Recorded data:

────────────────────

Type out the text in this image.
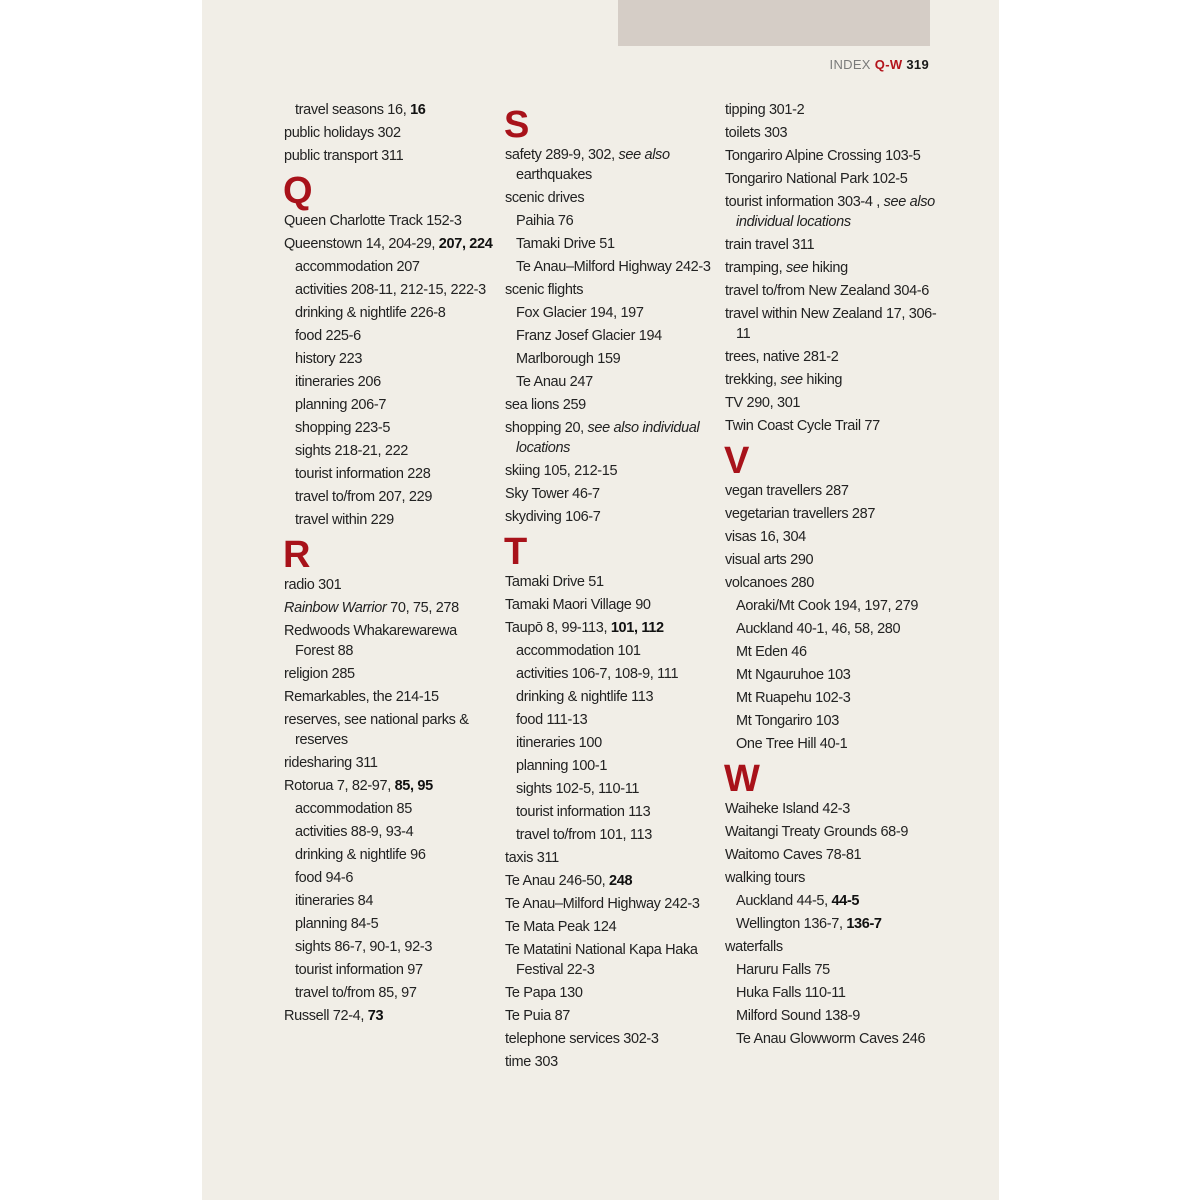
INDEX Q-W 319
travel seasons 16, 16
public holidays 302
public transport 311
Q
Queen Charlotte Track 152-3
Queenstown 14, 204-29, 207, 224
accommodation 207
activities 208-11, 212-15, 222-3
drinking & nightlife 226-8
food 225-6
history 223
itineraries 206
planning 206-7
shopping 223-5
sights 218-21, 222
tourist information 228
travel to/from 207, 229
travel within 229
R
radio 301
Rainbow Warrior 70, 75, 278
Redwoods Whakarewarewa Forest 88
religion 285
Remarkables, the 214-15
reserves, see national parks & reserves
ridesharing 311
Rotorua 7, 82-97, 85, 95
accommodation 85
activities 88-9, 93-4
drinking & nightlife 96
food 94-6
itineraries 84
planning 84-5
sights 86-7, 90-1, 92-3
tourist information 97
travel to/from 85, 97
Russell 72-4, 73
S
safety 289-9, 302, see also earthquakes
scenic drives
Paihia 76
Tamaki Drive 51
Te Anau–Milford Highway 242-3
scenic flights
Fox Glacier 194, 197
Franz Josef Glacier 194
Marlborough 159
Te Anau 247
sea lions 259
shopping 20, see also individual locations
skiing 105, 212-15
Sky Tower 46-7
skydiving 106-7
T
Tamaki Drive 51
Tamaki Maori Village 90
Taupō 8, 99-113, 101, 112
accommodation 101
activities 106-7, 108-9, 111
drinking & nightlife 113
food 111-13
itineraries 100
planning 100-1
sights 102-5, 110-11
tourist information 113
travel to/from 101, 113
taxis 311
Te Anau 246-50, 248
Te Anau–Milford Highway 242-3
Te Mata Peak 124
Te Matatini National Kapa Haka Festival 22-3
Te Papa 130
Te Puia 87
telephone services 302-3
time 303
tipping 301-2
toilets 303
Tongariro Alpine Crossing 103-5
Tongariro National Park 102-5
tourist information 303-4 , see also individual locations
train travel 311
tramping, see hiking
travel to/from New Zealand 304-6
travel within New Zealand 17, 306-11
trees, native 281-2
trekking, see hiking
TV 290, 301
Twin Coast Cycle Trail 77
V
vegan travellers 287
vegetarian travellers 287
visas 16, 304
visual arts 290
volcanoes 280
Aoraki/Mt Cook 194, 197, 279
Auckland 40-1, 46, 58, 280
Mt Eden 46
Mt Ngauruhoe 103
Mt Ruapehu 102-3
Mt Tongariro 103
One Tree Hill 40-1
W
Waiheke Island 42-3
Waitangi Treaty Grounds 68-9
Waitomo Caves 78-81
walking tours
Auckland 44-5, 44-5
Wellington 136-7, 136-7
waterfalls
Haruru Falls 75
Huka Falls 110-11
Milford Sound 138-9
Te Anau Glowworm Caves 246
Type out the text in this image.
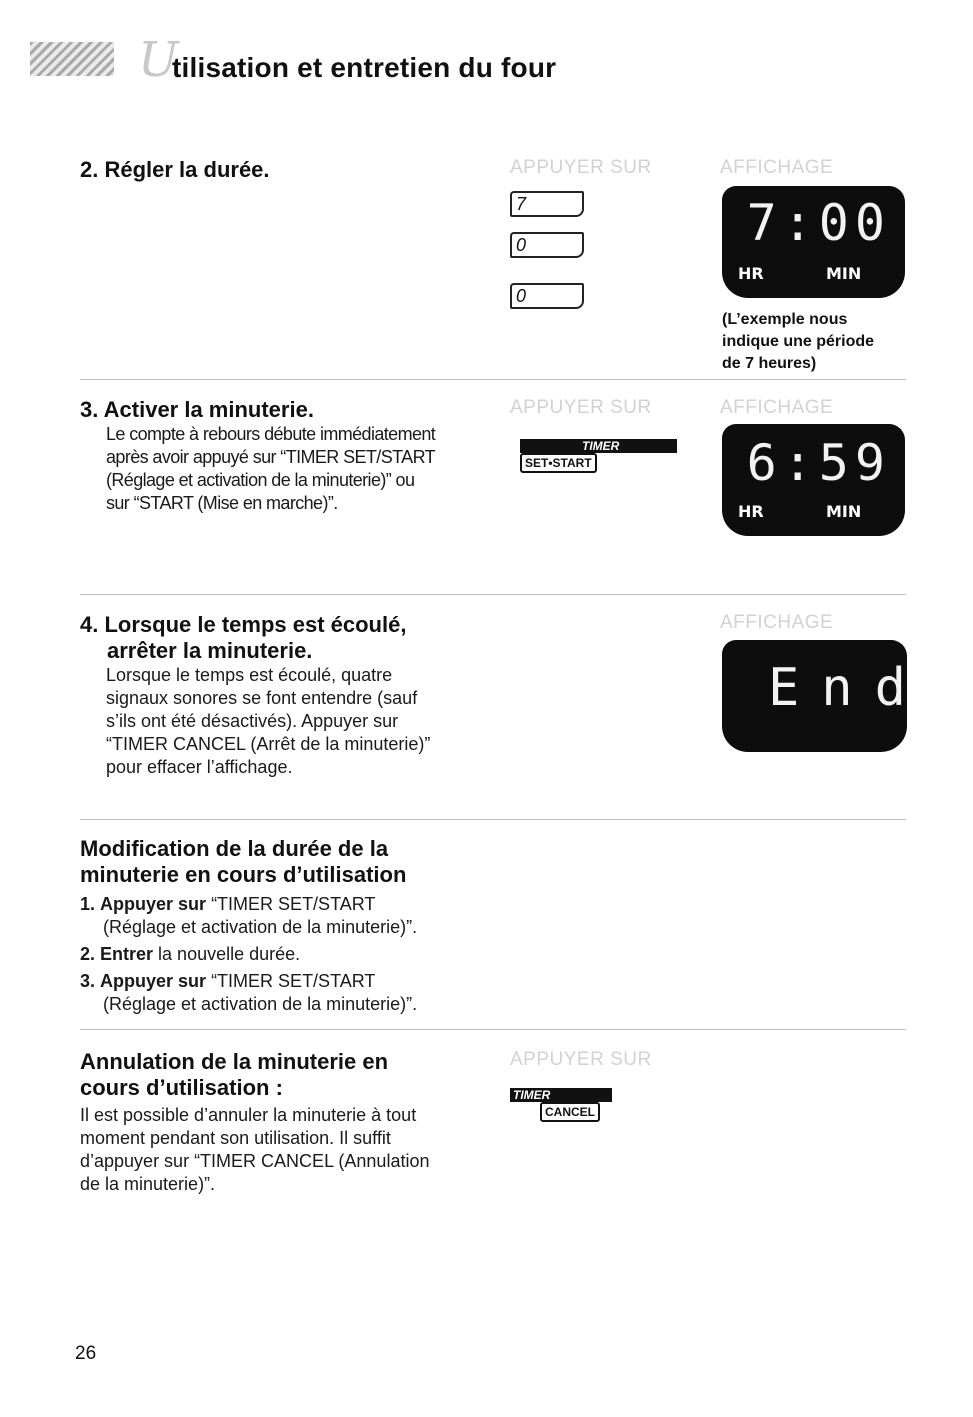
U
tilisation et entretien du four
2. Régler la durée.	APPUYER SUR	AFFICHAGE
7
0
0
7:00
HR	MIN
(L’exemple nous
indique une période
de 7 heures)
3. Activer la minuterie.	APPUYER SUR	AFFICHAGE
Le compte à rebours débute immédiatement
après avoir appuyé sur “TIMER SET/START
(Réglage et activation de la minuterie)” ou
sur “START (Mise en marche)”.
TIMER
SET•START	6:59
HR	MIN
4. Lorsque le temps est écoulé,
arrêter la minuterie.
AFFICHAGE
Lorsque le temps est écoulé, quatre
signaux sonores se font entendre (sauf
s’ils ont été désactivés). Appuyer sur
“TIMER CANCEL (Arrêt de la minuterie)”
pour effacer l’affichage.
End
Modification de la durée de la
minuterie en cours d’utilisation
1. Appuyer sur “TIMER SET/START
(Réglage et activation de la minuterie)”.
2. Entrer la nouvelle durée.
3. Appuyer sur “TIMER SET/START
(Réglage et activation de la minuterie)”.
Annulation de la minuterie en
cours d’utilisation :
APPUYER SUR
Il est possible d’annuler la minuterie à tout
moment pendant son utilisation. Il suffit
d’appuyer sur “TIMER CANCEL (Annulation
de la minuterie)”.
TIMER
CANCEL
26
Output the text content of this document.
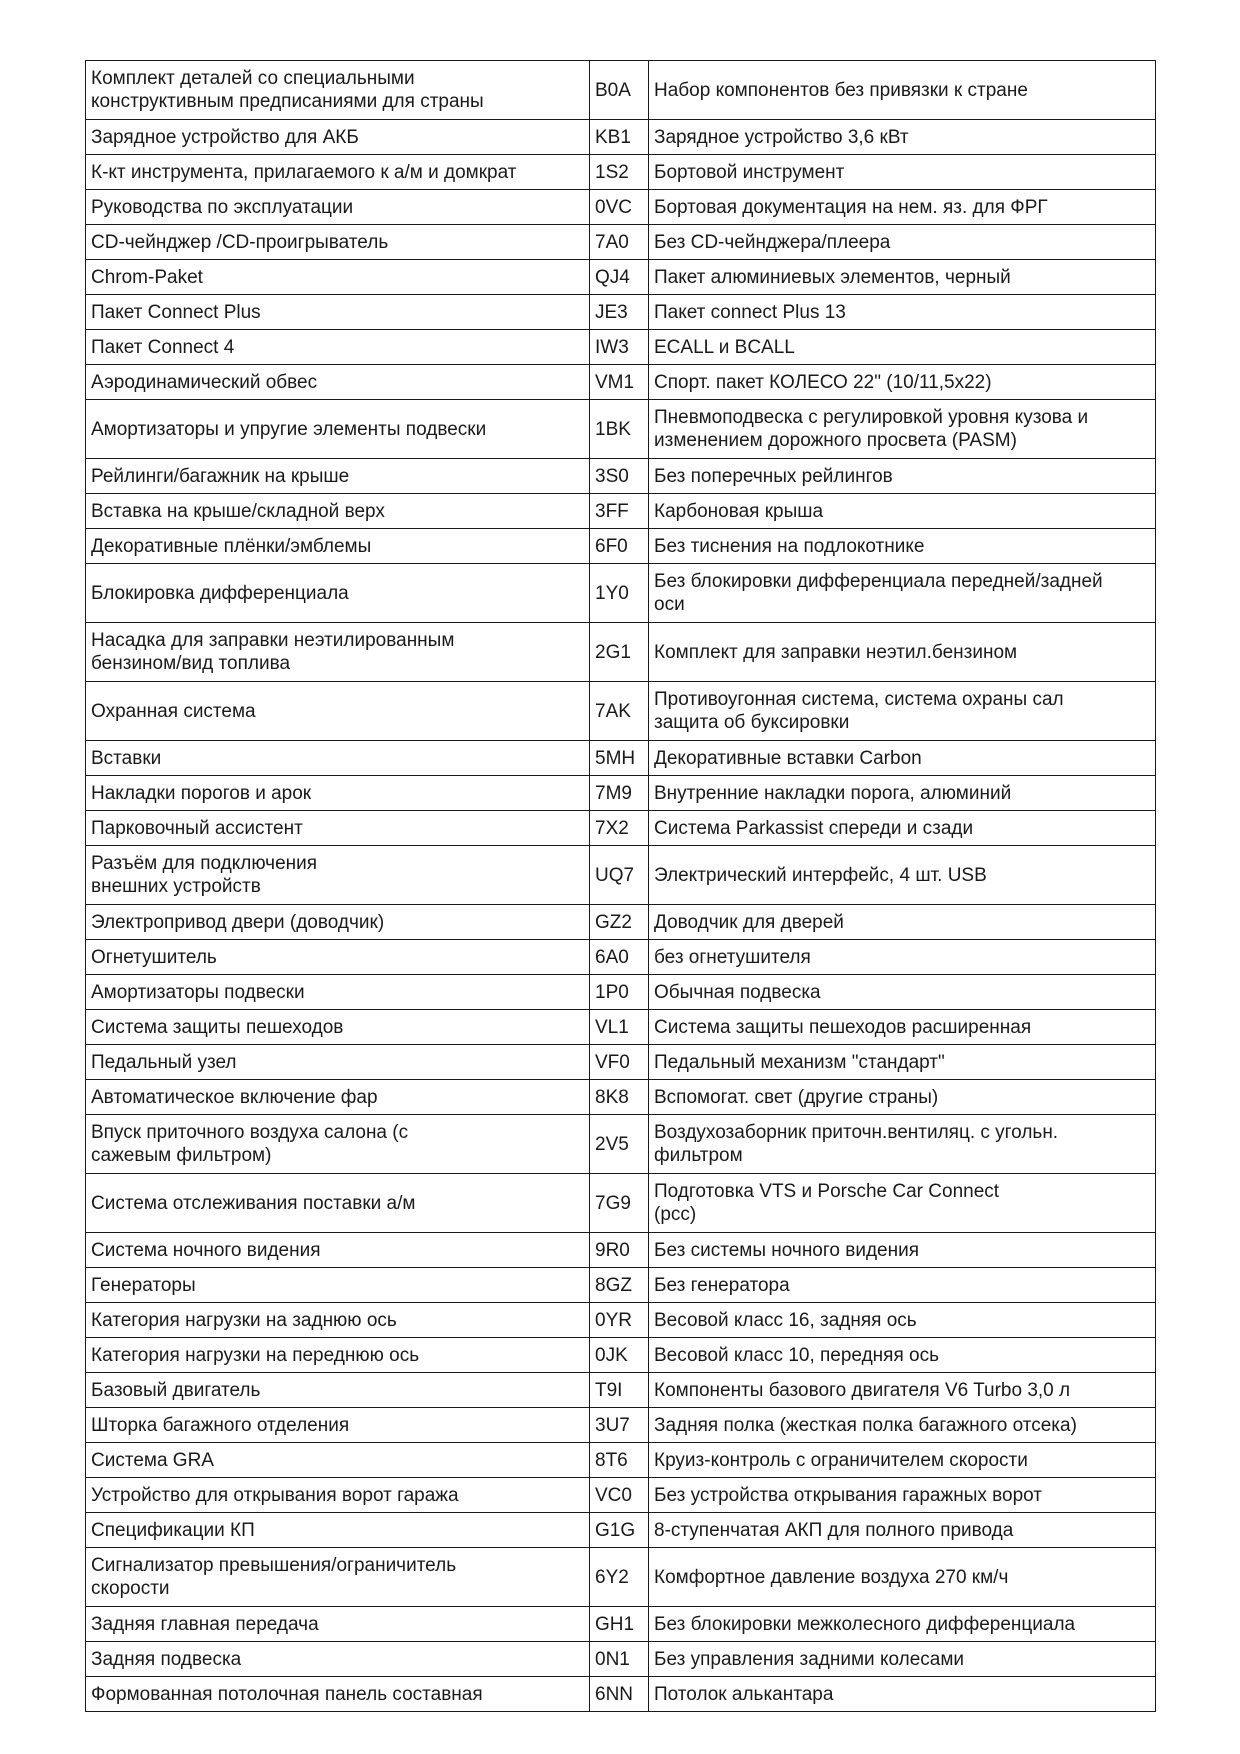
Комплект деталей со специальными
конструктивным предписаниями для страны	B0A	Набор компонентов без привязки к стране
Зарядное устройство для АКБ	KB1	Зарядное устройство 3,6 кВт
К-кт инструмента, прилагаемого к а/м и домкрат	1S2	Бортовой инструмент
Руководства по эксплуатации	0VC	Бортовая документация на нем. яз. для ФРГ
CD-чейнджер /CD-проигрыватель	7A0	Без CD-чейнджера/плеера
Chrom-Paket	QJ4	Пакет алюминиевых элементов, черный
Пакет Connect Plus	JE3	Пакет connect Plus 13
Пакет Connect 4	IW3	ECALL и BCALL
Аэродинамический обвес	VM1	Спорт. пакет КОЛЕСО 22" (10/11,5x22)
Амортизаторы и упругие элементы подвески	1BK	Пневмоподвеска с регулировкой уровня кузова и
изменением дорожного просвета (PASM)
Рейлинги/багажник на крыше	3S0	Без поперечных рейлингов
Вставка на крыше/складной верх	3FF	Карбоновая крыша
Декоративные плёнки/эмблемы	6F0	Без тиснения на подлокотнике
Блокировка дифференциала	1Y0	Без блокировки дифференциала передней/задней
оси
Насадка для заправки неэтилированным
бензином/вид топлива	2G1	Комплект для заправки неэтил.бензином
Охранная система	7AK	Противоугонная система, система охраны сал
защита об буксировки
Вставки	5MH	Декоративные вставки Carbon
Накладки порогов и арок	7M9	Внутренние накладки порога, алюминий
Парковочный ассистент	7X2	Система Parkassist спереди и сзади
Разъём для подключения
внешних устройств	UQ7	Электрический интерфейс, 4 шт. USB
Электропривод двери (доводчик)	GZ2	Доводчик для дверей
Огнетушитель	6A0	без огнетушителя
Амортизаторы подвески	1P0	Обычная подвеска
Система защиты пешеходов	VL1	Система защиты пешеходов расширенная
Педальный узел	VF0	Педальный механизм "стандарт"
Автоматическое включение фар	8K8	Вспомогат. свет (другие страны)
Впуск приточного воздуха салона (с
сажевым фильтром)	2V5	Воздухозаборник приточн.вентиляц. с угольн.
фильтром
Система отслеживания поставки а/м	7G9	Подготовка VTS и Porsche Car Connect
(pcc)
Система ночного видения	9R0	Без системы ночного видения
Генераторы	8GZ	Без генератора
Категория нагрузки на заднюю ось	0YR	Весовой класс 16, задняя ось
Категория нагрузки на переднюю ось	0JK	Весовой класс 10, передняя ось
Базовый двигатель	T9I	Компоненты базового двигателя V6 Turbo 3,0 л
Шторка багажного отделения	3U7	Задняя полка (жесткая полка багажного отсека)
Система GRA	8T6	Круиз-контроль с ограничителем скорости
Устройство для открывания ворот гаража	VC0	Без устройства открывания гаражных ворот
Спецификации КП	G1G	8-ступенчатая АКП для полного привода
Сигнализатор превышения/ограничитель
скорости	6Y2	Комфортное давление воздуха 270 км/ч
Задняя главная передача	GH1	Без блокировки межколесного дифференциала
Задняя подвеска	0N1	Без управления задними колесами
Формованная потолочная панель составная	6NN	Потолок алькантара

────────────────────

Reproduce the full material exactly, excluding the pictures.

Type out the text in this image.
INDEX Q-W 319
travel seasons 16, 16
public holidays 302
public transport 311
Q
Queen Charlotte Track 152-3
Queenstown 14, 204-29, 207, 224
accommodation 207
activities 208-11, 212-15, 222-3
drinking & nightlife 226-8
food 225-6
history 223
itineraries 206
planning 206-7
shopping 223-5
sights 218-21, 222
tourist information 228
travel to/from 207, 229
travel within 229
R
radio 301
Rainbow Warrior 70, 75, 278
Redwoods Whakarewarewa Forest 88
religion 285
Remarkables, the 214-15
reserves, see national parks & reserves
ridesharing 311
Rotorua 7, 82-97, 85, 95
accommodation 85
activities 88-9, 93-4
drinking & nightlife 96
food 94-6
itineraries 84
planning 84-5
sights 86-7, 90-1, 92-3
tourist information 97
travel to/from 85, 97
Russell 72-4, 73
S
safety 289-9, 302, see also earthquakes
scenic drives
Paihia 76
Tamaki Drive 51
Te Anau–Milford Highway 242-3
scenic flights
Fox Glacier 194, 197
Franz Josef Glacier 194
Marlborough 159
Te Anau 247
sea lions 259
shopping 20, see also individual locations
skiing 105, 212-15
Sky Tower 46-7
skydiving 106-7
T
Tamaki Drive 51
Tamaki Maori Village 90
Taupō 8, 99-113, 101, 112
accommodation 101
activities 106-7, 108-9, 111
drinking & nightlife 113
food 111-13
itineraries 100
planning 100-1
sights 102-5, 110-11
tourist information 113
travel to/from 101, 113
taxis 311
Te Anau 246-50, 248
Te Anau–Milford Highway 242-3
Te Mata Peak 124
Te Matatini National Kapa Haka Festival 22-3
Te Papa 130
Te Puia 87
telephone services 302-3
time 303
tipping 301-2
toilets 303
Tongariro Alpine Crossing 103-5
Tongariro National Park 102-5
tourist information 303-4 , see also individual locations
train travel 311
tramping, see hiking
travel to/from New Zealand 304-6
travel within New Zealand 17, 306-11
trees, native 281-2
trekking, see hiking
TV 290, 301
Twin Coast Cycle Trail 77
V
vegan travellers 287
vegetarian travellers 287
visas 16, 304
visual arts 290
volcanoes 280
Aoraki/Mt Cook 194, 197, 279
Auckland 40-1, 46, 58, 280
Mt Eden 46
Mt Ngauruhoe 103
Mt Ruapehu 102-3
Mt Tongariro 103
One Tree Hill 40-1
W
Waiheke Island 42-3
Waitangi Treaty Grounds 68-9
Waitomo Caves 78-81
walking tours
Auckland 44-5, 44-5
Wellington 136-7, 136-7
waterfalls
Haruru Falls 75
Huka Falls 110-11
Milford Sound 138-9
Te Anau Glowworm Caves 246
Type out the text in this image.
U
tilisation et entretien du four
2. Régler la durée.	APPUYER SUR	AFFICHAGE
7
0
0
7:00
HR	MIN
(L’exemple nous
indique une période
de 7 heures)
3. Activer la minuterie.	APPUYER SUR	AFFICHAGE
Le compte à rebours débute immédiatement
après avoir appuyé sur “TIMER SET/START
(Réglage et activation de la minuterie)” ou
sur “START (Mise en marche)”.
TIMER
SET•START	6:59
HR	MIN
4. Lorsque le temps est écoulé,
arrêter la minuterie.
AFFICHAGE
Lorsque le temps est écoulé, quatre
signaux sonores se font entendre (sauf
s’ils ont été désactivés). Appuyer sur
“TIMER CANCEL (Arrêt de la minuterie)”
pour effacer l’affichage.
End
Modification de la durée de la
minuterie en cours d’utilisation
1. Appuyer sur “TIMER SET/START
(Réglage et activation de la minuterie)”.
2. Entrer la nouvelle durée.
3. Appuyer sur “TIMER SET/START
(Réglage et activation de la minuterie)”.
Annulation de la minuterie en
cours d’utilisation :
APPUYER SUR
Il est possible d’annuler la minuterie à tout
moment pendant son utilisation. Il suffit
d’appuyer sur “TIMER CANCEL (Annulation
de la minuterie)”.
TIMER
CANCEL
26
Output the text content of this document.
Комплект деталей со специальными
конструктивным предписаниями для страны	B0A	Набор компонентов без привязки к стране
Зарядное устройство для АКБ	KB1	Зарядное устройство 3,6 кВт
К-кт инструмента, прилагаемого к а/м и домкрат	1S2	Бортовой инструмент
Руководства по эксплуатации	0VC	Бортовая документация на нем. яз. для ФРГ
CD-чейнджер /CD-проигрыватель	7A0	Без CD-чейнджера/плеера
Chrom-Paket	QJ4	Пакет алюминиевых элементов, черный
Пакет Connect Plus	JE3	Пакет connect Plus 13
Пакет Connect 4	IW3	ECALL и BCALL
Аэродинамический обвес	VM1	Спорт. пакет КОЛЕСО 22" (10/11,5x22)
Амортизаторы и упругие элементы подвески	1BK	Пневмоподвеска с регулировкой уровня кузова и
изменением дорожного просвета (PASM)
Рейлинги/багажник на крыше	3S0	Без поперечных рейлингов
Вставка на крыше/складной верх	3FF	Карбоновая крыша
Декоративные плёнки/эмблемы	6F0	Без тиснения на подлокотнике
Блокировка дифференциала	1Y0	Без блокировки дифференциала передней/задней
оси
Насадка для заправки неэтилированным
бензином/вид топлива	2G1	Комплект для заправки неэтил.бензином
Охранная система	7AK	Противоугонная система, система охраны сал
защита об буксировки
Вставки	5MH	Декоративные вставки Carbon
Накладки порогов и арок	7M9	Внутренние накладки порога, алюминий
Парковочный ассистент	7X2	Система Parkassist спереди и сзади
Разъём для подключения
внешних устройств	UQ7	Электрический интерфейс, 4 шт. USB
Электропривод двери (доводчик)	GZ2	Доводчик для дверей
Огнетушитель	6A0	без огнетушителя
Амортизаторы подвески	1P0	Обычная подвеска
Система защиты пешеходов	VL1	Система защиты пешеходов расширенная
Педальный узел	VF0	Педальный механизм "стандарт"
Автоматическое включение фар	8K8	Вспомогат. свет (другие страны)
Впуск приточного воздуха салона (с
сажевым фильтром)	2V5	Воздухозаборник приточн.вентиляц. с угольн.
фильтром
Система отслеживания поставки а/м	7G9	Подготовка VTS и Porsche Car Connect
(pcc)
Система ночного видения	9R0	Без системы ночного видения
Генераторы	8GZ	Без генератора
Категория нагрузки на заднюю ось	0YR	Весовой класс 16, задняя ось
Категория нагрузки на переднюю ось	0JK	Весовой класс 10, передняя ось
Базовый двигатель	T9I	Компоненты базового двигателя V6 Turbo 3,0 л
Шторка багажного отделения	3U7	Задняя полка (жесткая полка багажного отсека)
Система GRA	8T6	Круиз-контроль с ограничителем скорости
Устройство для открывания ворот гаража	VC0	Без устройства открывания гаражных ворот
Спецификации КП	G1G	8-ступенчатая АКП для полного привода
Сигнализатор превышения/ограничитель
скорости	6Y2	Комфортное давление воздуха 270 км/ч
Задняя главная передача	GH1	Без блокировки межколесного дифференциала
Задняя подвеска	0N1	Без управления задними колесами
Формованная потолочная панель составная	6NN	Потолок алькантара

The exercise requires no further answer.